SET EXERCISE: From the entries that follow, gather each line holding the word "Ronald".

EXTRACTED RECORDS:
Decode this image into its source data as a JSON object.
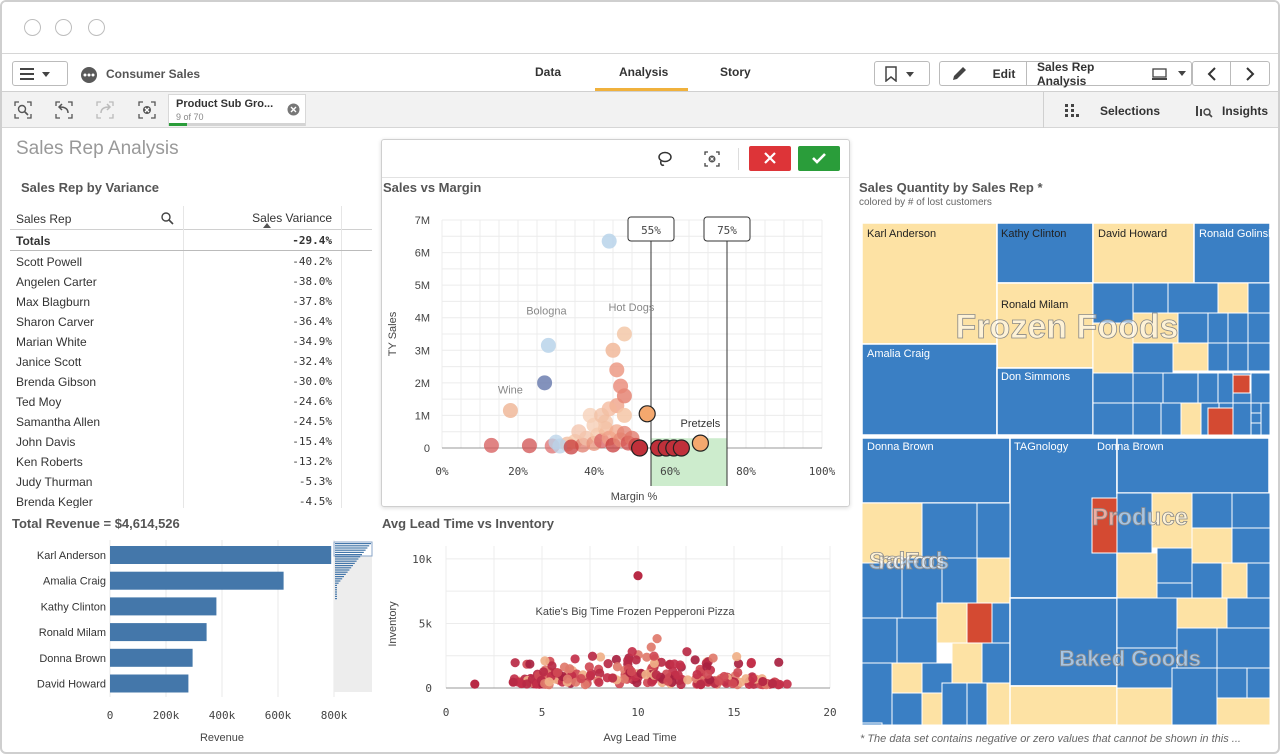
{
  "app": {
    "title": "Consumer Sales"
  },
  "tabs": [
    {
      "label": "Data"
    },
    {
      "label": "Analysis"
    },
    {
      "label": "Story"
    }
  ],
  "toolbar": {
    "edit_label": "Edit",
    "sheet_label": "Sales Rep Analysis"
  },
  "selection_bar": {
    "chip_title": "Product Sub Gro...",
    "chip_sub": "9 of 70",
    "selections_label": "Selections",
    "insights_label": "Insights"
  },
  "sheet": {
    "title": "Sales Rep Analysis"
  },
  "variance_table": {
    "title": "Sales Rep by Variance",
    "col_rep": "Sales Rep",
    "col_var": "Sales Variance",
    "totals_label": "Totals",
    "totals_value": "-29.4%",
    "rows": [
      {
        "name": "Scott Powell",
        "value": "-40.2%"
      },
      {
        "name": "Angelen Carter",
        "value": "-38.0%"
      },
      {
        "name": "Max Blagburn",
        "value": "-37.8%"
      },
      {
        "name": "Sharon Carver",
        "value": "-36.4%"
      },
      {
        "name": "Marian White",
        "value": "-34.9%"
      },
      {
        "name": "Janice Scott",
        "value": "-32.4%"
      },
      {
        "name": "Brenda Gibson",
        "value": "-30.0%"
      },
      {
        "name": "Ted Moy",
        "value": "-24.6%"
      },
      {
        "name": "Samantha Allen",
        "value": "-24.5%"
      },
      {
        "name": "John Davis",
        "value": "-15.4%"
      },
      {
        "name": "Ken Roberts",
        "value": "-13.2%"
      },
      {
        "name": "Judy Thurman",
        "value": "-5.3%"
      },
      {
        "name": "Brenda Kegler",
        "value": "-4.5%"
      }
    ]
  },
  "scatter1": {
    "title": "Sales vs Margin",
    "xlabel": "Margin %",
    "ylabel": "TY Sales",
    "xticks": [
      "0%",
      "20%",
      "40%",
      "60%",
      "80%",
      "100%"
    ],
    "yticks": [
      "0",
      "1M",
      "2M",
      "3M",
      "4M",
      "5M",
      "6M",
      "7M"
    ],
    "ref_lines": [
      "55%",
      "75%"
    ],
    "labels": [
      "Bologna",
      "Hot Dogs",
      "Wine",
      "Pretzels"
    ]
  },
  "revenue": {
    "title": "Total Revenue = $4,614,526",
    "xlabel": "Revenue",
    "xticks": [
      "0",
      "200k",
      "400k",
      "600k",
      "800k"
    ]
  },
  "scatter2": {
    "title": "Avg Lead Time vs Inventory",
    "xlabel": "Avg Lead Time",
    "ylabel": "Inventory",
    "xticks": [
      "0",
      "5",
      "10",
      "15",
      "20"
    ],
    "yticks": [
      "0",
      "5k",
      "10k"
    ],
    "annotation": "Katie's Big Time Frozen Pepperoni Pizza"
  },
  "treemap": {
    "title": "Sales Quantity by Sales Rep *",
    "subtitle": "colored by # of lost customers",
    "footnote": "* The data set contains negative or zero values that cannot be shown in this ...",
    "reps": [
      "Karl Anderson",
      "Kathy Clinton",
      "David Howard",
      "Ronald Golinski",
      "Ronald Milam",
      "Amalia Craig",
      "Don Simmons",
      "Donna Brown",
      "TAGnology",
      "Donna Brown"
    ],
    "categories": [
      "Frozen Foods",
      "Produce",
      "Snack Foods",
      "Baked Goods"
    ]
  },
  "chart_data": [
    {
      "type": "table",
      "title": "Sales Rep by Variance",
      "columns": [
        "Sales Rep",
        "Sales Variance"
      ],
      "rows": [
        [
          "Totals",
          "-29.4%"
        ],
        [
          "Scott Powell",
          "-40.2%"
        ],
        [
          "Angelen Carter",
          "-38.0%"
        ],
        [
          "Max Blagburn",
          "-37.8%"
        ],
        [
          "Sharon Carver",
          "-36.4%"
        ],
        [
          "Marian White",
          "-34.9%"
        ],
        [
          "Janice Scott",
          "-32.4%"
        ],
        [
          "Brenda Gibson",
          "-30.0%"
        ],
        [
          "Ted Moy",
          "-24.6%"
        ],
        [
          "Samantha Allen",
          "-24.5%"
        ],
        [
          "John Davis",
          "-15.4%"
        ],
        [
          "Ken Roberts",
          "-13.2%"
        ],
        [
          "Judy Thurman",
          "-5.3%"
        ],
        [
          "Brenda Kegler",
          "-4.5%"
        ]
      ]
    },
    {
      "type": "scatter",
      "title": "Sales vs Margin",
      "xlabel": "Margin %",
      "ylabel": "TY Sales",
      "xlim": [
        0,
        100
      ],
      "ylim": [
        0,
        7000000
      ],
      "reference_lines": [
        55,
        75
      ],
      "points": [
        {
          "x": 44,
          "y": 6350000,
          "color": "#b9d3ea"
        },
        {
          "x": 28,
          "y": 3150000,
          "color": "#b9d3ea",
          "label": "Bologna"
        },
        {
          "x": 48,
          "y": 3500000,
          "color": "#f3c8a8",
          "label": "Hot Dogs"
        },
        {
          "x": 27,
          "y": 2000000,
          "color": "#6d7fb0"
        },
        {
          "x": 18,
          "y": 1150000,
          "color": "#f0b89a",
          "label": "Wine"
        },
        {
          "x": 45,
          "y": 3000000,
          "color": "#f1b99a"
        },
        {
          "x": 46,
          "y": 2400000,
          "color": "#ec9a85"
        },
        {
          "x": 48,
          "y": 1600000,
          "color": "#e58574"
        },
        {
          "x": 48,
          "y": 1000000,
          "color": "#f5c5a6"
        },
        {
          "x": 54,
          "y": 1050000,
          "color": "#f4a86e",
          "selected": true
        },
        {
          "x": 68,
          "y": 150000,
          "color": "#f4a86e",
          "selected": true,
          "label": "Pretzels"
        },
        {
          "x": 52,
          "y": 0,
          "color": "#c0303a",
          "selected": true
        },
        {
          "x": 57,
          "y": 0,
          "color": "#c0303a",
          "selected": true
        },
        {
          "x": 59,
          "y": 0,
          "color": "#c0303a",
          "selected": true
        },
        {
          "x": 61,
          "y": 0,
          "color": "#c0303a",
          "selected": true
        },
        {
          "x": 63,
          "y": 0,
          "color": "#c0303a",
          "selected": true
        }
      ]
    },
    {
      "type": "bar",
      "title": "Total Revenue = $4,614,526",
      "xlabel": "Revenue",
      "xlim": [
        0,
        800000
      ],
      "categories": [
        "Karl Anderson",
        "Amalia Craig",
        "Kathy Clinton",
        "Ronald Milam",
        "Donna Brown",
        "David Howard"
      ],
      "values": [
        790000,
        620000,
        380000,
        345000,
        295000,
        280000
      ]
    },
    {
      "type": "scatter",
      "title": "Avg Lead Time vs Inventory",
      "xlabel": "Avg Lead Time",
      "ylabel": "Inventory",
      "xlim": [
        0,
        20
      ],
      "ylim": [
        0,
        11000
      ],
      "annotation": "Katie's Big Time Frozen Pepperoni Pizza",
      "highlight_point": {
        "x": 10,
        "y": 8700
      }
    },
    {
      "type": "heatmap",
      "title": "Sales Quantity by Sales Rep *",
      "subtitle": "colored by # of lost customers",
      "groups": [
        "Frozen Foods",
        "Produce",
        "Snack Foods",
        "Baked Goods"
      ]
    }
  ]
}
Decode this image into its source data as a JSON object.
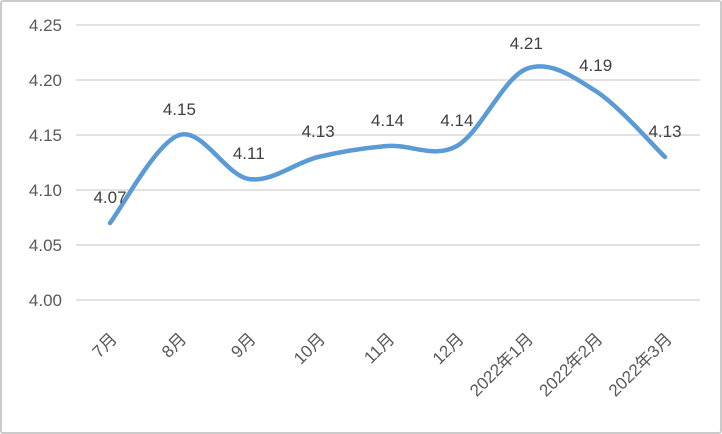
{
  "chart_data": {
    "type": "line",
    "title": "",
    "categories": [
      "7月",
      "8月",
      "9月",
      "10月",
      "11月",
      "12月",
      "2022年1月",
      "2022年2月",
      "2022年3月"
    ],
    "series": [
      {
        "name": "",
        "values": [
          4.07,
          4.15,
          4.11,
          4.13,
          4.14,
          4.14,
          4.21,
          4.19,
          4.13
        ]
      }
    ],
    "data_labels": [
      "4.07",
      "4.15",
      "4.11",
      "4.13",
      "4.14",
      "4.14",
      "4.21",
      "4.19",
      "4.13"
    ],
    "y_ticks": [
      {
        "label": "4.25",
        "value": 4.25
      },
      {
        "label": "4.20",
        "value": 4.2
      },
      {
        "label": "4.15",
        "value": 4.15
      },
      {
        "label": "4.10",
        "value": 4.1
      },
      {
        "label": "4.05",
        "value": 4.05
      },
      {
        "label": "4.00",
        "value": 4.0
      }
    ],
    "ylim": [
      4.0,
      4.25
    ],
    "xlabel": "",
    "ylabel": "",
    "grid": true,
    "legend": "none",
    "smooth": true,
    "colors": {
      "line": "#5B9BD5",
      "gridline": "#D9D9D9",
      "axis_label": "#595959",
      "data_label": "#404040",
      "background": "#FFFFFF",
      "frame_border": "#CBCBCB"
    }
  }
}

RESULT:
      "Ronald Golinski",
      "Ronald Milam",
        "Ronald Milam",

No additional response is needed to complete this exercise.